» Aim 1:
In the records, from their start through the line that contains "plot-frame — [223, 35, 1932, 1714]", substitute "y-axis-tick" for every occurrence of "y-tick-label" and reproduce that stretch with nothing else altered.

Saturday, November 17, 2007

Judith and Linda's Excellent Adventure, Episode 10: No Pants in the High Chaparral

It's 5:30 a.m. at Sumner Lake State Park in eastern New Mexico. A thousand miles from nowhere. Made it through Texas stockyard row, vowing never to eat another Steak & Shake burger, the smell of death still clinging to our nostrils even as we slowly awake the next morning. Sun not up, although light is seeping over the edges of the plateaus. 40 degrees, high chaparral chill.

Gotta pee.

Both of us. Well, three of us, actually. Tosca jumps out, too, as JJ and I fall out of the van in our PJs: hers a full suit, mine -- well, mine just the top. I slide the van door shut behind us so the puppy can't escape into the dark.

We all pee into the creosote scrub. We come back to the van. JJ looks at me.

You closed the door.

Yeah, well, I didn't want the puppy . . .

We're in big trouble.

What JJ means is that the sliding door of the van has a broken handle. We can only open it by opening one of the other doors first.

And, because we're afraid of rattlesnakes, we locked all the other doors for the night.

I look at Jack, who is sitting looking sleepy and curly in the passenger seat.

I point toward the door lock. Open the door, I tell Jack.

Jack looks at me. We are locked out in the high chaparral, without clothes, in the 40 degree morning . . .



This is Yeso, where Judith's grandparents homesteaded before moving to Oklahoma City. "Homesteading" being a very loose term for what was possible in this desert environment, beautiful as it is. We passed through Yeso later that same morning, en route to Albuqueque, the roar of the dry wind in our ears through the garbage bags ducked taped across the broken van window.

We tried to get JJ's skinny arm inside the van to unlock it, but to prevent her from becoming stuck I pried the window a little too hard, and it shattered. We're gonna be delayed but . . . at least we have our pants on.

» Provided records:
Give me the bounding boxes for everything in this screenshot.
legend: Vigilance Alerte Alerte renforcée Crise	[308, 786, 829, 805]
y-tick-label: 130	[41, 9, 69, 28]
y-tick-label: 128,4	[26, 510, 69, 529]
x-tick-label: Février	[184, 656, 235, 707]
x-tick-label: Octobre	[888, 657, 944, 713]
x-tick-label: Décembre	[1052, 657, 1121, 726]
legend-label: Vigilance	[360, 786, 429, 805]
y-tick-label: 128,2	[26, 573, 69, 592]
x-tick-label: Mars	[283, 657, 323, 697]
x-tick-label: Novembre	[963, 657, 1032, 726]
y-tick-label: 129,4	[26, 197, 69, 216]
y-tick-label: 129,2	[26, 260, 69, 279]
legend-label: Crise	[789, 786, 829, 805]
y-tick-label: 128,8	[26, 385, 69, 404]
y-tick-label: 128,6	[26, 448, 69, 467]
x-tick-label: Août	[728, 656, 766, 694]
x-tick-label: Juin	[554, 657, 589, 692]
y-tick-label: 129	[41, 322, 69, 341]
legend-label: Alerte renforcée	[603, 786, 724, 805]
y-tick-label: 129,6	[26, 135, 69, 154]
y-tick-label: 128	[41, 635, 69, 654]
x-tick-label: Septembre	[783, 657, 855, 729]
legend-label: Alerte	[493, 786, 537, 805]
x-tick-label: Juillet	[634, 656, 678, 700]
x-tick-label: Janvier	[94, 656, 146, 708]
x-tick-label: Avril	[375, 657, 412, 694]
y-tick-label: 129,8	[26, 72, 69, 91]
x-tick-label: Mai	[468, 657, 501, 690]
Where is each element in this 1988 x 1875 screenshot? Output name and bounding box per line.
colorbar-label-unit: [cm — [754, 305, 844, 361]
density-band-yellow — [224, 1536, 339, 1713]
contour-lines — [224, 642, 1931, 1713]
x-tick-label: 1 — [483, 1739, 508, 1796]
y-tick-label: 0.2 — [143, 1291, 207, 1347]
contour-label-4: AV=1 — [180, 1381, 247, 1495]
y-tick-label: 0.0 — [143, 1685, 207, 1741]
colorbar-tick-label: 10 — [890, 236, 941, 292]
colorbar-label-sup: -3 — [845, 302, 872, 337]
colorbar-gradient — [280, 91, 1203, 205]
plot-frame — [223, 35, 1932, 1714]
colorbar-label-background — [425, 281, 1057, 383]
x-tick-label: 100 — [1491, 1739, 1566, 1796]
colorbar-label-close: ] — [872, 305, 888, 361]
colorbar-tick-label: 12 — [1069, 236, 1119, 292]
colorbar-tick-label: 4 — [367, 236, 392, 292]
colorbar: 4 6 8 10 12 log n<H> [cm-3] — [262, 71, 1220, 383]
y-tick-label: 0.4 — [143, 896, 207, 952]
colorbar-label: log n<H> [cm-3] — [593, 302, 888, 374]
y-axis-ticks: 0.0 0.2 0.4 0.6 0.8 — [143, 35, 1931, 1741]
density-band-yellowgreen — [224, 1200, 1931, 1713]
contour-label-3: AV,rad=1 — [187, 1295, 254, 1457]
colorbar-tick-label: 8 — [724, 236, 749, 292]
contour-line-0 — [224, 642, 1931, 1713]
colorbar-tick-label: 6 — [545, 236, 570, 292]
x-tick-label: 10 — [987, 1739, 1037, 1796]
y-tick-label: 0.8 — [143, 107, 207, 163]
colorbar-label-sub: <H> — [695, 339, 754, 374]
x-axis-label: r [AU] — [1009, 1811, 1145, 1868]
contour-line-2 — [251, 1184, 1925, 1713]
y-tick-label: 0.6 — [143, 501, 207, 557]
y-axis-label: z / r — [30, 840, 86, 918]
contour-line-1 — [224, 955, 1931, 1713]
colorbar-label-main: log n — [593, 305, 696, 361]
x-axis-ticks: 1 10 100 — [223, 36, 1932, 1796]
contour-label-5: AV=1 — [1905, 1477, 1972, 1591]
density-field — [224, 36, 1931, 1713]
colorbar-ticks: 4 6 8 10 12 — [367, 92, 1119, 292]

» Aim 2:
In the road-trip post, why had the travelers locked all the van's other doors for the night?

» Response 1:
Give me the bounding boxes for everything in this screenshot.
legend: Vigilance Alerte Alerte renforcée Crise	[308, 786, 829, 805]
y-axis-tick: 130	[41, 9, 69, 28]
y-axis-tick: 128,4	[26, 510, 69, 529]
x-tick-label: Février	[184, 656, 235, 707]
x-tick-label: Octobre	[888, 657, 944, 713]
x-tick-label: Décembre	[1052, 657, 1121, 726]
legend-label: Vigilance	[360, 786, 429, 805]
y-axis-tick: 128,2	[26, 573, 69, 592]
x-tick-label: Mars	[283, 657, 323, 697]
x-tick-label: Novembre	[963, 657, 1032, 726]
y-axis-tick: 129,4	[26, 197, 69, 216]
y-axis-tick: 129,2	[26, 260, 69, 279]
legend-label: Crise	[789, 786, 829, 805]
y-axis-tick: 128,8	[26, 385, 69, 404]
y-axis-tick: 128,6	[26, 448, 69, 467]
x-tick-label: Août	[728, 656, 766, 694]
x-tick-label: Juin	[554, 657, 589, 692]
y-axis-tick: 129	[41, 322, 69, 341]
legend-label: Alerte renforcée	[603, 786, 724, 805]
y-axis-tick: 129,6	[26, 135, 69, 154]
y-axis-tick: 128	[41, 635, 69, 654]
x-tick-label: Septembre	[783, 657, 855, 729]
legend-label: Alerte	[493, 786, 537, 805]
x-tick-label: Juillet	[634, 656, 678, 700]
x-tick-label: Janvier	[94, 656, 146, 708]
x-tick-label: Avril	[375, 657, 412, 694]
y-axis-tick: 129,8	[26, 72, 69, 91]
x-tick-label: Mai	[468, 657, 501, 690]
Where is each element in this 1988 x 1875 screenshot? Output name and bounding box per line.
colorbar-label-unit: [cm — [754, 305, 844, 361]
density-band-yellow — [224, 1536, 339, 1713]
contour-lines — [224, 642, 1931, 1713]
x-tick-label: 1 — [483, 1739, 508, 1796]
y-axis-tick: 0.2 — [143, 1291, 207, 1347]
contour-label-4: AV=1 — [180, 1381, 247, 1495]
y-axis-tick: 0.0 — [143, 1685, 207, 1741]
colorbar-tick-label: 10 — [890, 236, 941, 292]
colorbar-label-sup: -3 — [845, 302, 872, 337]
colorbar-gradient — [280, 91, 1203, 205]
plot-frame — [223, 35, 1932, 1714]

» Response 2:
They were afraid of rattlesnakes.